Exercise prompt: Give every entry again, unchanged, and leave its images out.

(Collected data entries)
--------------------

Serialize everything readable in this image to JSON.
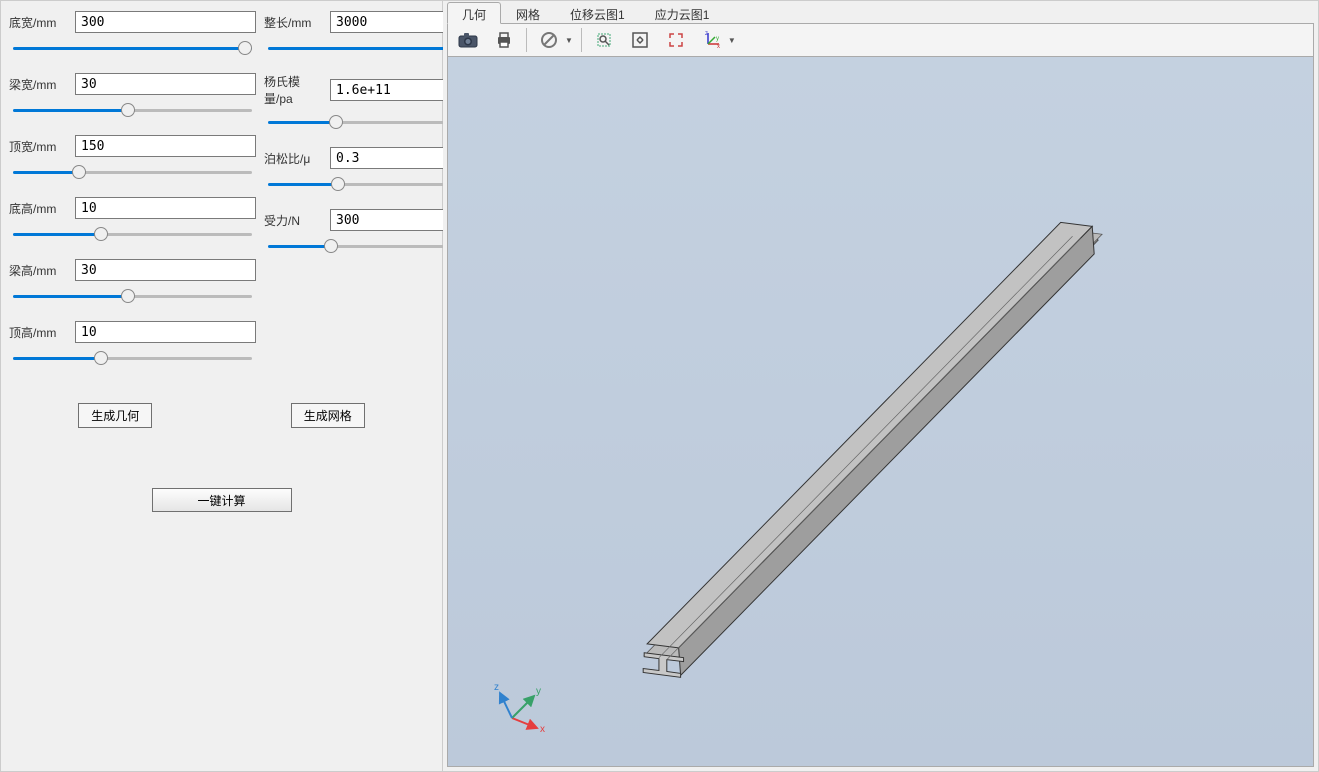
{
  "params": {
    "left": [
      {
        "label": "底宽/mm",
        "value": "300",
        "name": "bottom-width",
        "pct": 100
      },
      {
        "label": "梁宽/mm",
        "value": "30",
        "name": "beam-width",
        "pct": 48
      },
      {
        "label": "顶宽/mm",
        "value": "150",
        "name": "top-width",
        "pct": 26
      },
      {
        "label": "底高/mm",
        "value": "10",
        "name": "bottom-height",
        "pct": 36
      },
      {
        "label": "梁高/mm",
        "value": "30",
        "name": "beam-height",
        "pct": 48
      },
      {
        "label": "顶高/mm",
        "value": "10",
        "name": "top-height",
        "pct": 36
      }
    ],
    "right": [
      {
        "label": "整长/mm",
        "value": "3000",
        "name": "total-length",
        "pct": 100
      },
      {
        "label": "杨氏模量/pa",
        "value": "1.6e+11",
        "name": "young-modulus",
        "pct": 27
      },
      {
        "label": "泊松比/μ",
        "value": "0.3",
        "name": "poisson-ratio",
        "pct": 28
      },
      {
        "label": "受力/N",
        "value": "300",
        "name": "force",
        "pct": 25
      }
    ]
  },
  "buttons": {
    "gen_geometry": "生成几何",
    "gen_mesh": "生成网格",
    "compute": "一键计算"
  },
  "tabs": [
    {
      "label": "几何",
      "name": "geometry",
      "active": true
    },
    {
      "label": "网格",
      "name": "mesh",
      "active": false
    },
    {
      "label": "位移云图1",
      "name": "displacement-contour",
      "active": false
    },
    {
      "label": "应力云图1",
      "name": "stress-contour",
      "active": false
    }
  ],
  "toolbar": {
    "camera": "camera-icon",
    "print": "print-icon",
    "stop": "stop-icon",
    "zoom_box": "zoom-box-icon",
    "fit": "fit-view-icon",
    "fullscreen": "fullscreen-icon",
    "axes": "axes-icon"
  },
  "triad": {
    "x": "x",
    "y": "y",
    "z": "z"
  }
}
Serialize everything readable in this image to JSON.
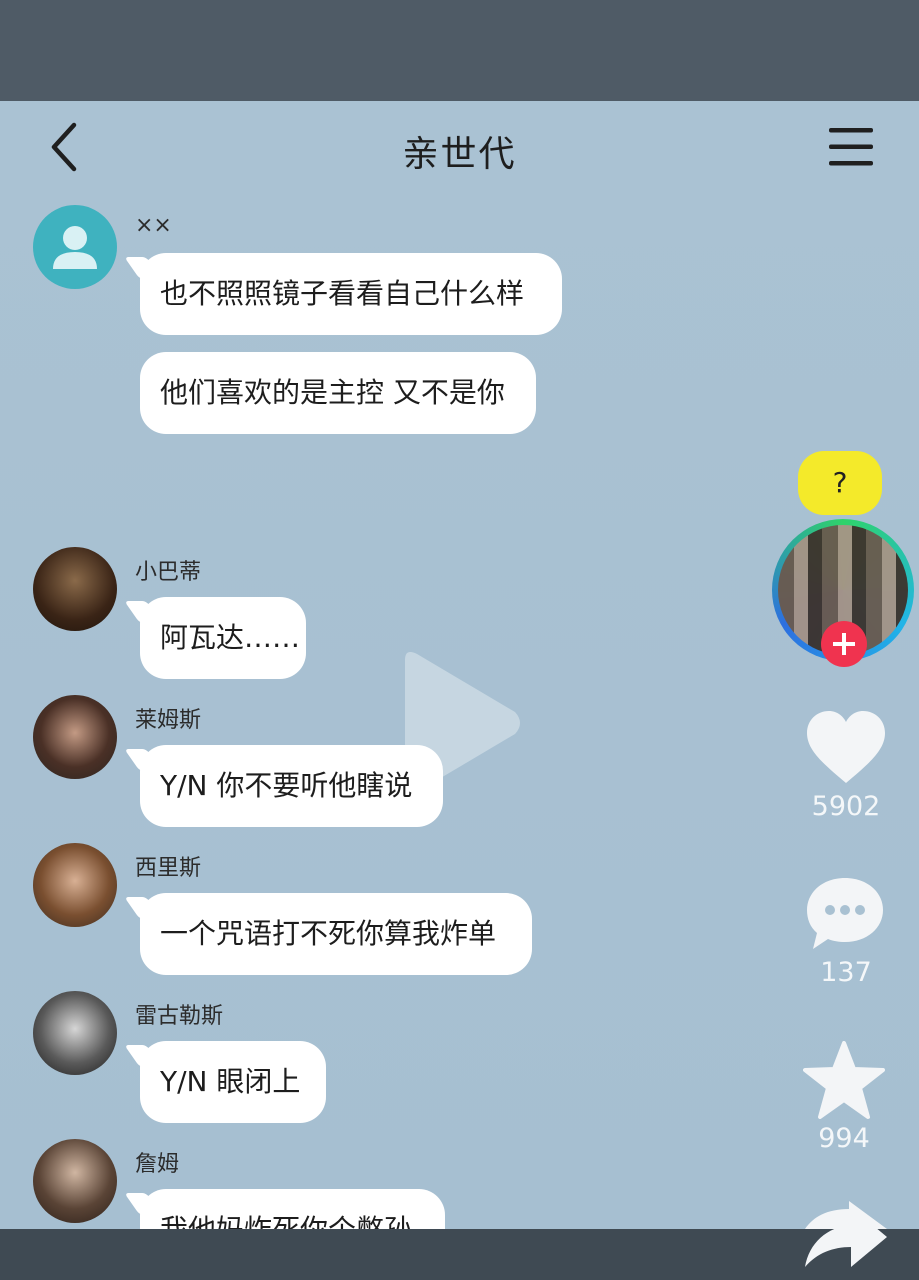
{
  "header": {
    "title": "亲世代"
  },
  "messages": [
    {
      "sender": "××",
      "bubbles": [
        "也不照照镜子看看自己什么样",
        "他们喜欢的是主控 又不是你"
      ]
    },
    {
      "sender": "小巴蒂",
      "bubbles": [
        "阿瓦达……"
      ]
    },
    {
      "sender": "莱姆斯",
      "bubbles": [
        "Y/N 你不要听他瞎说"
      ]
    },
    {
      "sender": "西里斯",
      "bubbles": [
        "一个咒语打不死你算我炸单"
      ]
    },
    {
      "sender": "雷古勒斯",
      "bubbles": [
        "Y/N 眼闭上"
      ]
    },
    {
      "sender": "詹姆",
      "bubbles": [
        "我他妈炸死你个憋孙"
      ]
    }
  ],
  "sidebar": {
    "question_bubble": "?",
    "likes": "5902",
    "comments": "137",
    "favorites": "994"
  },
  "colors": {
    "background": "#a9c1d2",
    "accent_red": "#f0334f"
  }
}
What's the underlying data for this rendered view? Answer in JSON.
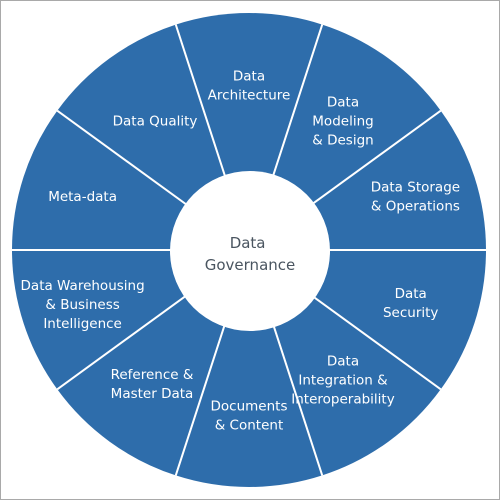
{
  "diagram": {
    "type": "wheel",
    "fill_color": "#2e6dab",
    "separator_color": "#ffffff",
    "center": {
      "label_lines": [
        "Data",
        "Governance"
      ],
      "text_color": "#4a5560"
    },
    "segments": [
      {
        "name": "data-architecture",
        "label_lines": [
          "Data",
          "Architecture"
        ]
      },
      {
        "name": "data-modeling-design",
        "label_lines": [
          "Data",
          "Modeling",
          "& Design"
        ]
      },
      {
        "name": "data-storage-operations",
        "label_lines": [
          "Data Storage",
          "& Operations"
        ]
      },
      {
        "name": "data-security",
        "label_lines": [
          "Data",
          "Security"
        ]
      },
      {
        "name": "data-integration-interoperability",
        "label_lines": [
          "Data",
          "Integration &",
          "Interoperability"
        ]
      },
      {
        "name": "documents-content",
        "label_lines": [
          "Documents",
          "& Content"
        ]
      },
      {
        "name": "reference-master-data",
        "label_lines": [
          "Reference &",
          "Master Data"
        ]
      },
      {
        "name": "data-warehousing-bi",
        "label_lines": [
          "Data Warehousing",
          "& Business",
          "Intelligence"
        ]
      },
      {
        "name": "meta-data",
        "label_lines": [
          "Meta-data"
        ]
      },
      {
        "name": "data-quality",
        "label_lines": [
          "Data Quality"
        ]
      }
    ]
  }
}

--------------------

Solution for this task:
Serialize everything readable in this image to JSON.
{
  "params": {
    "left": [
      {
        "label": "底宽/mm",
        "value": "300",
        "name": "bottom-width",
        "pct": 100
      },
      {
        "label": "梁宽/mm",
        "value": "30",
        "name": "beam-width",
        "pct": 48
      },
      {
        "label": "顶宽/mm",
        "value": "150",
        "name": "top-width",
        "pct": 26
      },
      {
        "label": "底高/mm",
        "value": "10",
        "name": "bottom-height",
        "pct": 36
      },
      {
        "label": "梁高/mm",
        "value": "30",
        "name": "beam-height",
        "pct": 48
      },
      {
        "label": "顶高/mm",
        "value": "10",
        "name": "top-height",
        "pct": 36
      }
    ],
    "right": [
      {
        "label": "整长/mm",
        "value": "3000",
        "name": "total-length",
        "pct": 100
      },
      {
        "label": "杨氏模量/pa",
        "value": "1.6e+11",
        "name": "young-modulus",
        "pct": 27
      },
      {
        "label": "泊松比/μ",
        "value": "0.3",
        "name": "poisson-ratio",
        "pct": 28
      },
      {
        "label": "受力/N",
        "value": "300",
        "name": "force",
        "pct": 25
      }
    ]
  },
  "buttons": {
    "gen_geometry": "生成几何",
    "gen_mesh": "生成网格",
    "compute": "一键计算"
  },
  "tabs": [
    {
      "label": "几何",
      "name": "geometry",
      "active": true
    },
    {
      "label": "网格",
      "name": "mesh",
      "active": false
    },
    {
      "label": "位移云图1",
      "name": "displacement-contour",
      "active": false
    },
    {
      "label": "应力云图1",
      "name": "stress-contour",
      "active": false
    }
  ],
  "toolbar": {
    "camera": "camera-icon",
    "print": "print-icon",
    "stop": "stop-icon",
    "zoom_box": "zoom-box-icon",
    "fit": "fit-view-icon",
    "fullscreen": "fullscreen-icon",
    "axes": "axes-icon"
  },
  "triad": {
    "x": "x",
    "y": "y",
    "z": "z"
  }
}
Serialize everything readable in this image to JSON.
{
  "header": {
    "title": "亲世代"
  },
  "messages": [
    {
      "sender": "××",
      "bubbles": [
        "也不照照镜子看看自己什么样",
        "他们喜欢的是主控 又不是你"
      ]
    },
    {
      "sender": "小巴蒂",
      "bubbles": [
        "阿瓦达……"
      ]
    },
    {
      "sender": "莱姆斯",
      "bubbles": [
        "Y/N 你不要听他瞎说"
      ]
    },
    {
      "sender": "西里斯",
      "bubbles": [
        "一个咒语打不死你算我炸单"
      ]
    },
    {
      "sender": "雷古勒斯",
      "bubbles": [
        "Y/N 眼闭上"
      ]
    },
    {
      "sender": "詹姆",
      "bubbles": [
        "我他妈炸死你个憋孙"
      ]
    }
  ],
  "sidebar": {
    "question_bubble": "?",
    "likes": "5902",
    "comments": "137",
    "favorites": "994"
  },
  "colors": {
    "background": "#a9c1d2",
    "accent_red": "#f0334f"
  }
}
What's the underlying data for this rendered view? Answer in JSON.
{
  "diagram": {
    "type": "wheel",
    "fill_color": "#2e6dab",
    "separator_color": "#ffffff",
    "center": {
      "label_lines": [
        "Data",
        "Governance"
      ],
      "text_color": "#4a5560"
    },
    "segments": [
      {
        "name": "data-architecture",
        "label_lines": [
          "Data",
          "Architecture"
        ]
      },
      {
        "name": "data-modeling-design",
        "label_lines": [
          "Data",
          "Modeling",
          "& Design"
        ]
      },
      {
        "name": "data-storage-operations",
        "label_lines": [
          "Data Storage",
          "& Operations"
        ]
      },
      {
        "name": "data-security",
        "label_lines": [
          "Data",
          "Security"
        ]
      },
      {
        "name": "data-integration-interoperability",
        "label_lines": [
          "Data",
          "Integration &",
          "Interoperability"
        ]
      },
      {
        "name": "documents-content",
        "label_lines": [
          "Documents",
          "& Content"
        ]
      },
      {
        "name": "reference-master-data",
        "label_lines": [
          "Reference &",
          "Master Data"
        ]
      },
      {
        "name": "data-warehousing-bi",
        "label_lines": [
          "Data Warehousing",
          "& Business",
          "Intelligence"
        ]
      },
      {
        "name": "meta-data",
        "label_lines": [
          "Meta-data"
        ]
      },
      {
        "name": "data-quality",
        "label_lines": [
          "Data Quality"
        ]
      }
    ]
  }
}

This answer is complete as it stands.